= TASK STATEMENT =
Pick out the lines below that include the string "JSON".

Data records:
++++++

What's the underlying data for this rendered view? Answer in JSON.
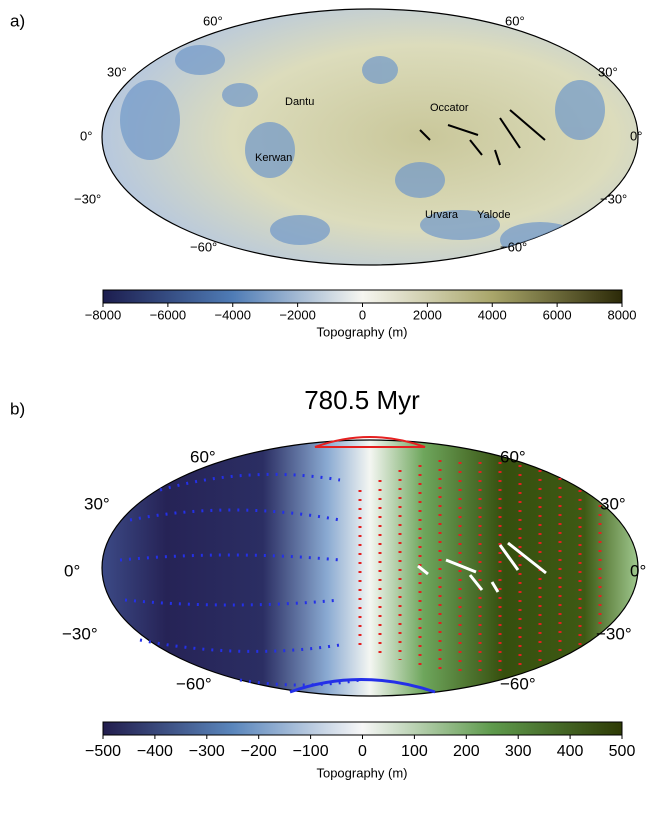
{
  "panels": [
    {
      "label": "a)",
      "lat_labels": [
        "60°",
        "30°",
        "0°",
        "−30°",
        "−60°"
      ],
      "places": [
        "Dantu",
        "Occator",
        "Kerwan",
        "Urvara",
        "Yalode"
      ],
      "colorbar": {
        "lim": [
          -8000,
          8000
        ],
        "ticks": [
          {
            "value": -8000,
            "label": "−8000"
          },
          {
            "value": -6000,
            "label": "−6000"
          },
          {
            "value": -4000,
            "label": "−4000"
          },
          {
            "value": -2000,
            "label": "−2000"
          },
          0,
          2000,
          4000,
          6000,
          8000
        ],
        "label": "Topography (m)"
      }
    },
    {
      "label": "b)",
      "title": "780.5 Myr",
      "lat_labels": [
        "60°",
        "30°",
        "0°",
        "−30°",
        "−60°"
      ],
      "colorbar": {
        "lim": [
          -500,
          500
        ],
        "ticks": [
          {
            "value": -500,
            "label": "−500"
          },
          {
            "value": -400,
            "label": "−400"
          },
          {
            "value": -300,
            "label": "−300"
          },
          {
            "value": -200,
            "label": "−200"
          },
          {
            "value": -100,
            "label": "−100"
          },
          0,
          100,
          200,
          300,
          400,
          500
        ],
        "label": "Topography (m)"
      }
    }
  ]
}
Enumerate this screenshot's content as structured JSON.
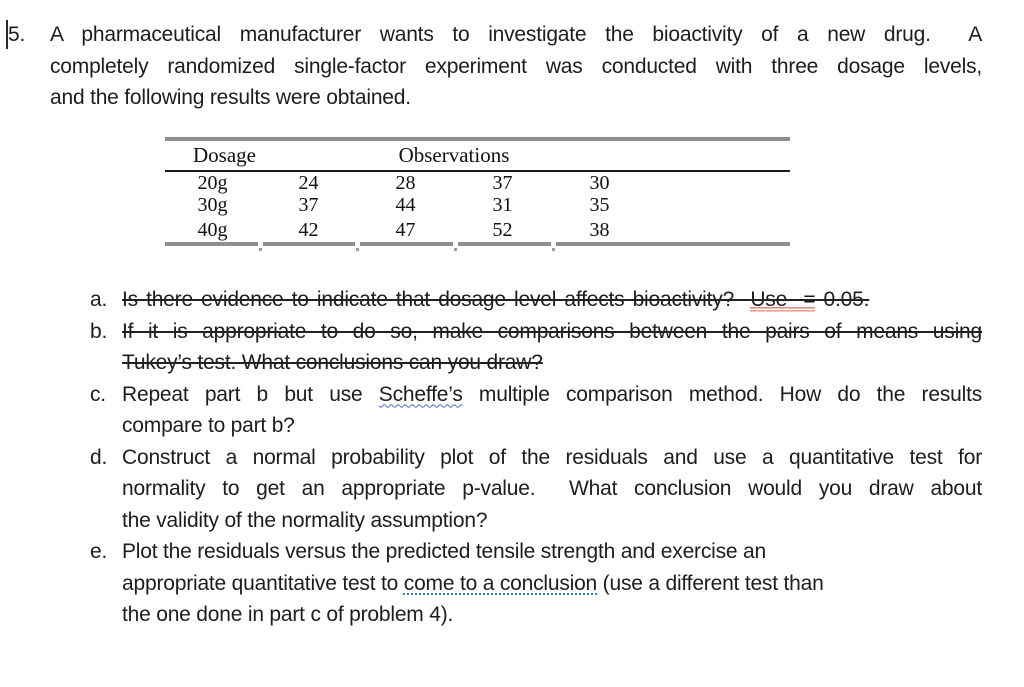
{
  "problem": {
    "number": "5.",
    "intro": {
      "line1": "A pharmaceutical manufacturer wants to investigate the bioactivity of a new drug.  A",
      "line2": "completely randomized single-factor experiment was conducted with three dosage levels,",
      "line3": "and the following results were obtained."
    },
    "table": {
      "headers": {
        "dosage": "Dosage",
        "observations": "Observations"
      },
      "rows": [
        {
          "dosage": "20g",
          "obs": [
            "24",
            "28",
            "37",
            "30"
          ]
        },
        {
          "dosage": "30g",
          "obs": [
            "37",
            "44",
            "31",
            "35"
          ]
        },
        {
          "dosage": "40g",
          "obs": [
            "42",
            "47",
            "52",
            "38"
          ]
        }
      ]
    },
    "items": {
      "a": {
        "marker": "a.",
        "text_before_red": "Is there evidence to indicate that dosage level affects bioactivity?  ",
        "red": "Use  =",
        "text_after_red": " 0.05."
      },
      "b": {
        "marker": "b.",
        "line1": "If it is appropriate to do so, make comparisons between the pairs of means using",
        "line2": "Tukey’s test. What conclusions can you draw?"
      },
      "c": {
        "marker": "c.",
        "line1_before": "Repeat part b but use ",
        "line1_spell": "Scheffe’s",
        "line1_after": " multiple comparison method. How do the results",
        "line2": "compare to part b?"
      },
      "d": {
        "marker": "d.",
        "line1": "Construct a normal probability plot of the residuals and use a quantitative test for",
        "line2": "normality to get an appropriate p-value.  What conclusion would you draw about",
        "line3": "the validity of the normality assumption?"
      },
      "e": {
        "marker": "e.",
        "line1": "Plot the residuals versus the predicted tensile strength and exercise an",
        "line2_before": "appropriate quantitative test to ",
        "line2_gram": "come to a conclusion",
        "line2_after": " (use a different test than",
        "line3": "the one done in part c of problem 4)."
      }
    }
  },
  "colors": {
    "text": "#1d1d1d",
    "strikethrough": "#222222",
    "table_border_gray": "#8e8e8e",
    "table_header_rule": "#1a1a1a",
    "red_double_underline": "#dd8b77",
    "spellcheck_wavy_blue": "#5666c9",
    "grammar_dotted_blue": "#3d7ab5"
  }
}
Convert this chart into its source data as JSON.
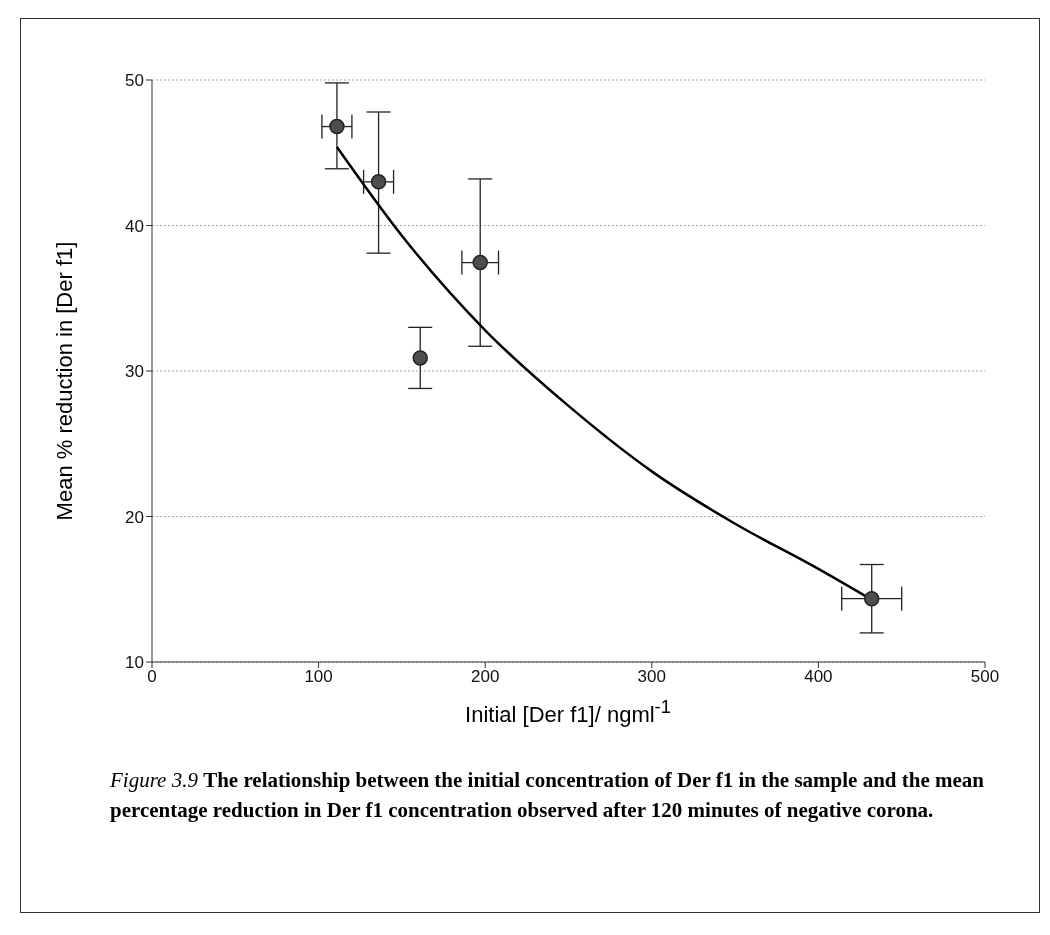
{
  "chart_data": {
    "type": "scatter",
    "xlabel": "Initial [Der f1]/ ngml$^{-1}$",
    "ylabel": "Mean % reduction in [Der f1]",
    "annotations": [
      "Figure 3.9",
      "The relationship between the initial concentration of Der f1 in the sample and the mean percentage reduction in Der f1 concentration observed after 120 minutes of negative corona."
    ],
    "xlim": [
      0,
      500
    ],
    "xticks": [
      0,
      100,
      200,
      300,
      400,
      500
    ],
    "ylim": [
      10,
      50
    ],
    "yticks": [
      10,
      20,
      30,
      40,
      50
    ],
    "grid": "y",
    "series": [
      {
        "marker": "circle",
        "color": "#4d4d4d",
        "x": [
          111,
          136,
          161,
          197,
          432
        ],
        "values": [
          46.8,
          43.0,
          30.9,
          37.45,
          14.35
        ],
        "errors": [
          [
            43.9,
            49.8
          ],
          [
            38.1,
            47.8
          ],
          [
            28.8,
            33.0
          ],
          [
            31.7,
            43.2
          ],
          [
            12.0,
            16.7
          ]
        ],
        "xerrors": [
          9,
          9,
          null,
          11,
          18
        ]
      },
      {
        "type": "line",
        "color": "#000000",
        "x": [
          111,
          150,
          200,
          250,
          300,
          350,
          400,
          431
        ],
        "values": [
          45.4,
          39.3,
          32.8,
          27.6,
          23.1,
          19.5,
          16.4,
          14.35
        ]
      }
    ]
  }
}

++++++

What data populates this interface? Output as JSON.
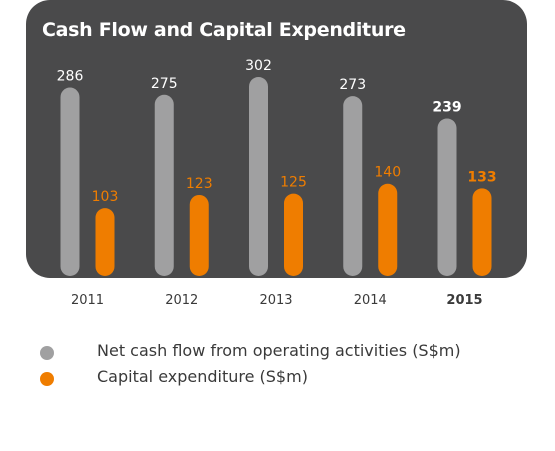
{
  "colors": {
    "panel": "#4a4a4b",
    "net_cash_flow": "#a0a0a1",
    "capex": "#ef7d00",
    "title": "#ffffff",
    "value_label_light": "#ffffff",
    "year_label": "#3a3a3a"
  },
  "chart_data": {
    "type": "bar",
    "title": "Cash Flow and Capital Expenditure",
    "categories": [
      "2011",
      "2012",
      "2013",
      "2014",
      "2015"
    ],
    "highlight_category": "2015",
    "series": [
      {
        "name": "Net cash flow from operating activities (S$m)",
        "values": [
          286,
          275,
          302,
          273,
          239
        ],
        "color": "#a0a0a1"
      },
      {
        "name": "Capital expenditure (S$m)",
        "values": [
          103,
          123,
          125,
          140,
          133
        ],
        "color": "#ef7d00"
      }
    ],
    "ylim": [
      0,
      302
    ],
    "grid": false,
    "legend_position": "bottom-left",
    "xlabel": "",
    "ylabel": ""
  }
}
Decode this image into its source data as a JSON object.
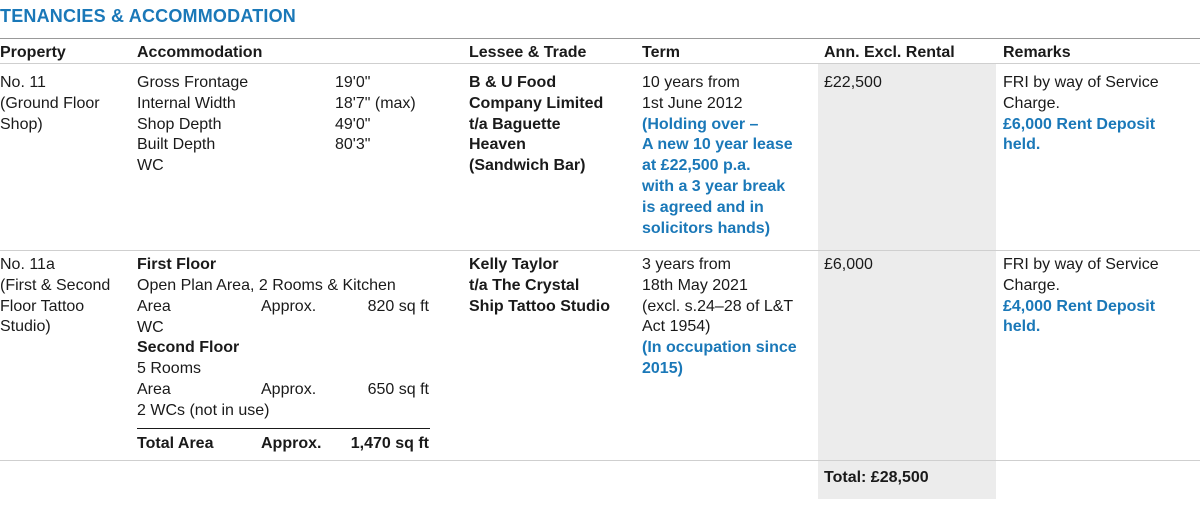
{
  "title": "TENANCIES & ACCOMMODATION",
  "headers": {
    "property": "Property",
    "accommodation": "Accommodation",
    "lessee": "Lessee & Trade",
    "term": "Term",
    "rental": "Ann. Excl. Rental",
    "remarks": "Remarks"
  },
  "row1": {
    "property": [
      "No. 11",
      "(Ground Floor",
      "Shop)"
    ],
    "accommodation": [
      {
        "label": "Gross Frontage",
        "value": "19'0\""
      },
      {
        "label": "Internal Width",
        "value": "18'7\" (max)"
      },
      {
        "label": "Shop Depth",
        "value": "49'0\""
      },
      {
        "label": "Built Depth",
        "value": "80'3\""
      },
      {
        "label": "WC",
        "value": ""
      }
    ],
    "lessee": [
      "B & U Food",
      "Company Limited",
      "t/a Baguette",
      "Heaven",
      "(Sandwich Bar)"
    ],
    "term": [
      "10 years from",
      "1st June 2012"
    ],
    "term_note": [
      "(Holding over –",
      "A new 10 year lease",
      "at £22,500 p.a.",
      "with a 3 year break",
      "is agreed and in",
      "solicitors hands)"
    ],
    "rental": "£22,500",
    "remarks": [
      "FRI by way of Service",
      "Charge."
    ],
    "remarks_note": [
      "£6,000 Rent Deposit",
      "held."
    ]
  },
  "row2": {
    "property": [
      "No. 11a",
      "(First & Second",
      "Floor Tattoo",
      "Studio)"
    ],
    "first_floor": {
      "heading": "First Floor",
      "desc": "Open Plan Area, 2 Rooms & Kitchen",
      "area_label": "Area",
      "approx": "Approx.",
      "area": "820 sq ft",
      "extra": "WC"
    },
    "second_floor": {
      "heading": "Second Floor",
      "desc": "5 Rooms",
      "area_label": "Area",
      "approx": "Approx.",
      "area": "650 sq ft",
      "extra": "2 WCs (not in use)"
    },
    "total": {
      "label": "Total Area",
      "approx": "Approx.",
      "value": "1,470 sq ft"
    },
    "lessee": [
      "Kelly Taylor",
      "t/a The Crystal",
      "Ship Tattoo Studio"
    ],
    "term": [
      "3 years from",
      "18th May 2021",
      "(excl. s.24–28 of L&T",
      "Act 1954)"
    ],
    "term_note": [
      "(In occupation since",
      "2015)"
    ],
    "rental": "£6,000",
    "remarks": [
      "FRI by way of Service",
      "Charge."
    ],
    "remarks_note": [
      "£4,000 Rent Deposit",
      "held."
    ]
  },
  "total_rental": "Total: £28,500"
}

++++++

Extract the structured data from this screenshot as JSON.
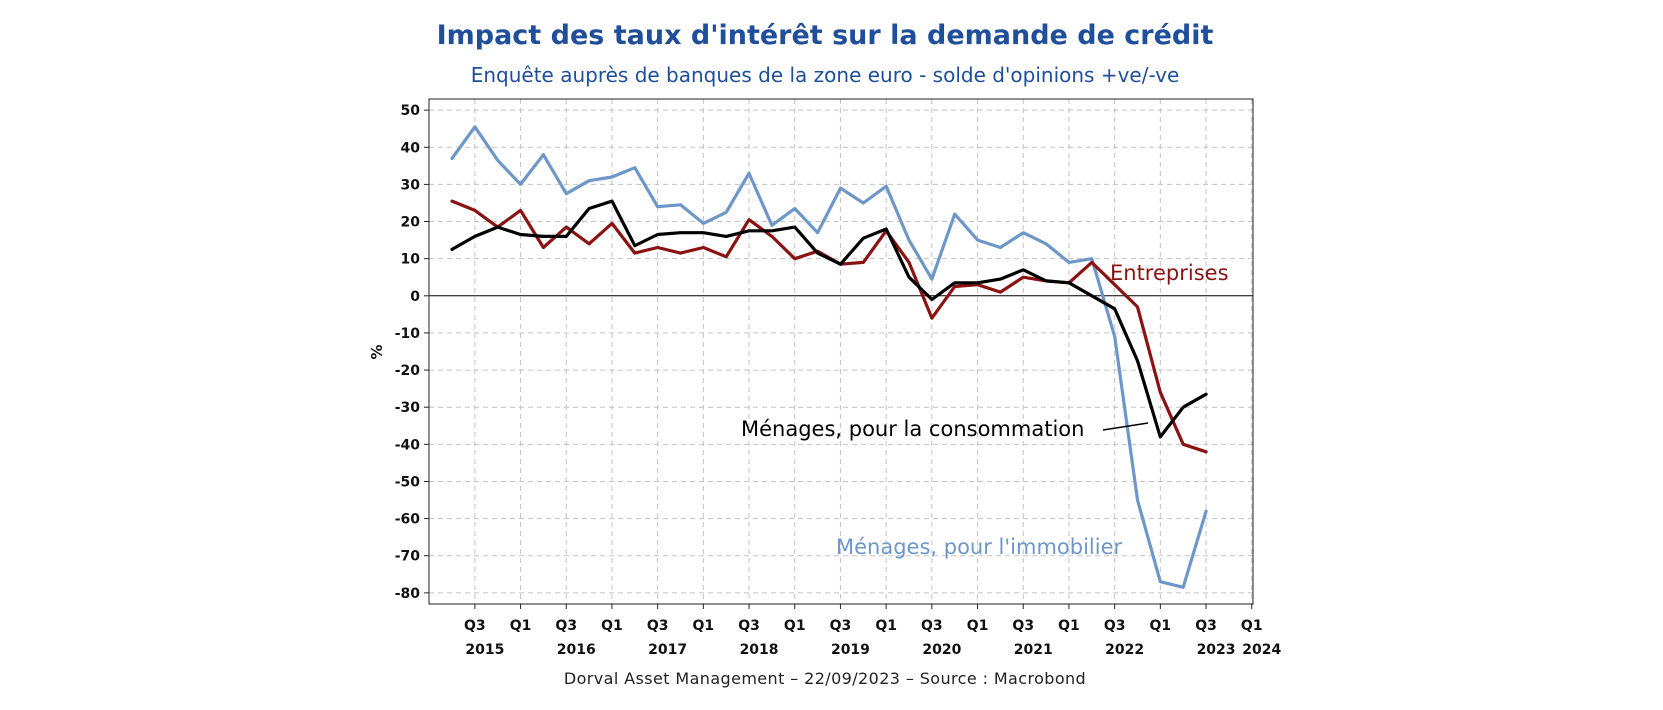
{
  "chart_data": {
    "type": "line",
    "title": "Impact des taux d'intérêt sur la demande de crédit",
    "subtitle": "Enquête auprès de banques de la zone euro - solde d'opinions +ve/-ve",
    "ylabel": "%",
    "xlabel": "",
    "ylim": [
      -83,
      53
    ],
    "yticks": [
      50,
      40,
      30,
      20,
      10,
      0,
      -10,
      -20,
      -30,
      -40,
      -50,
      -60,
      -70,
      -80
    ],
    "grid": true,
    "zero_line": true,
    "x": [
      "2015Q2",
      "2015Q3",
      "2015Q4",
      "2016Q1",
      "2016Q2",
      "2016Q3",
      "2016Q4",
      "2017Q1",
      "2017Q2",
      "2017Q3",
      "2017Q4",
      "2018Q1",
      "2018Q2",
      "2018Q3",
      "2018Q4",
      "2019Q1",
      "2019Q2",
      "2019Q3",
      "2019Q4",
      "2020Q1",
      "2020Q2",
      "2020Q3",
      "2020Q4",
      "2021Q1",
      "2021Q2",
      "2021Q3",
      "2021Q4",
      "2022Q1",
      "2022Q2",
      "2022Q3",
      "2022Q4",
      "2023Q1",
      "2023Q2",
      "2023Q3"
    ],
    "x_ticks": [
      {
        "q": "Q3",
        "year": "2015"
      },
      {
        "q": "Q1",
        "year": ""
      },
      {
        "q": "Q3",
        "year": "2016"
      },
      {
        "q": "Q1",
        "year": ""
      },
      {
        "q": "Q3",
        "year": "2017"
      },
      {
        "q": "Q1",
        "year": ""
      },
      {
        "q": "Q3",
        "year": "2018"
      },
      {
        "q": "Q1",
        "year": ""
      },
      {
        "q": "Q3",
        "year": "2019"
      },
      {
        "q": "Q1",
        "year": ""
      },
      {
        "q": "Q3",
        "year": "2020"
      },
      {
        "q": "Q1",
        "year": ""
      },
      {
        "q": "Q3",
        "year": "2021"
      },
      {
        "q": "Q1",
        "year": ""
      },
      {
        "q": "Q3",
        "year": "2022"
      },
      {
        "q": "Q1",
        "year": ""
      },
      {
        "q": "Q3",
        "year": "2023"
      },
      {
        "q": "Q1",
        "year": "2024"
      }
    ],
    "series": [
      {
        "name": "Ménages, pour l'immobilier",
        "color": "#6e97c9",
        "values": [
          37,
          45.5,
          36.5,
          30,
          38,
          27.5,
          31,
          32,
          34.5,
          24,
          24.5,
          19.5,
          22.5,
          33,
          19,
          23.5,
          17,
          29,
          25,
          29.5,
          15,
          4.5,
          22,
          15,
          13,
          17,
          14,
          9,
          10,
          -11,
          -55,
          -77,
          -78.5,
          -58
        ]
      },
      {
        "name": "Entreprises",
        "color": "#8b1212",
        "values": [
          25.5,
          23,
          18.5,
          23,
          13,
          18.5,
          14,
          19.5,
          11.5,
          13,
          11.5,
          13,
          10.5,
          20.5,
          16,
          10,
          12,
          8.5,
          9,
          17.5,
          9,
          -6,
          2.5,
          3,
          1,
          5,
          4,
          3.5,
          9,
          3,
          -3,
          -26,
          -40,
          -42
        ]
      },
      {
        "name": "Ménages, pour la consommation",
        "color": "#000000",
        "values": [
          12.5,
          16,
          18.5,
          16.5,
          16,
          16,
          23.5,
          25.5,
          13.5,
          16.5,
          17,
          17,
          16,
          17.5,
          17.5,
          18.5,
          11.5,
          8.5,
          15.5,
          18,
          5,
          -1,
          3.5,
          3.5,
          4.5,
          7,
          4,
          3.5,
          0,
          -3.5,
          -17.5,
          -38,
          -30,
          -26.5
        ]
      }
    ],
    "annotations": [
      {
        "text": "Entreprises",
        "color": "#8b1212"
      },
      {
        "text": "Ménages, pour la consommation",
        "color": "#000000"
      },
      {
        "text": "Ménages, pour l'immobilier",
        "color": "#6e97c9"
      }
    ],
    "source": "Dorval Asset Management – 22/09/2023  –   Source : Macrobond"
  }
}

++++++

= OUTPUT OF THE TASK =
What's the underlying data for this rendered view? Answer in JSON.
Enumerate this screenshot's content as structured JSON.
Convert this chart into its source data as JSON.
What data populates this interface? Output as JSON.
Decode this image into its source data as a JSON object.
Extract the structured data from this screenshot as JSON.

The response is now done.